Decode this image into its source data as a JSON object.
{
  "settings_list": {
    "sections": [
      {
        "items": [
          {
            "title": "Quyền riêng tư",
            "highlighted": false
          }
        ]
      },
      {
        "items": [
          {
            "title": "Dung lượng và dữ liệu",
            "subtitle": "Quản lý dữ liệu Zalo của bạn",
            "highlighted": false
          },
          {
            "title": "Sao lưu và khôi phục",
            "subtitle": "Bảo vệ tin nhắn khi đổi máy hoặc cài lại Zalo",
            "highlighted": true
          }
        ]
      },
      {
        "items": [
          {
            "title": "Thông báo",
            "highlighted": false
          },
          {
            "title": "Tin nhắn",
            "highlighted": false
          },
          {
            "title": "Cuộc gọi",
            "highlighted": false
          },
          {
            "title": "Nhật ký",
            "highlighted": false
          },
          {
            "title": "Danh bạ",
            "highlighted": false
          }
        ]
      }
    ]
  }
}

□ □ □ □ □

§ Exercise requirements: Retype all of the entries precisely as they are.

§ Written response:
Decode this image into its source data as a JSON object.
{
  "settings_list": {
    "sections": [
      {
        "items": [
          {
            "title": "Quyền riêng tư",
            "highlighted": false
          }
        ]
      },
      {
        "items": [
          {
            "title": "Dung lượng và dữ liệu",
            "subtitle": "Quản lý dữ liệu Zalo của bạn",
            "highlighted": false
          },
          {
            "title": "Sao lưu và khôi phục",
            "subtitle": "Bảo vệ tin nhắn khi đổi máy hoặc cài lại Zalo",
            "highlighted": true
          }
        ]
      },
      {
        "items": [
          {
            "title": "Thông báo",
            "highlighted": false
          },
          {
            "title": "Tin nhắn",
            "highlighted": false
          },
          {
            "title": "Cuộc gọi",
            "highlighted": false
          },
          {
            "title": "Nhật ký",
            "highlighted": false
          },
          {
            "title": "Danh bạ",
            "highlighted": false
          }
        ]
      }
    ]
  }
}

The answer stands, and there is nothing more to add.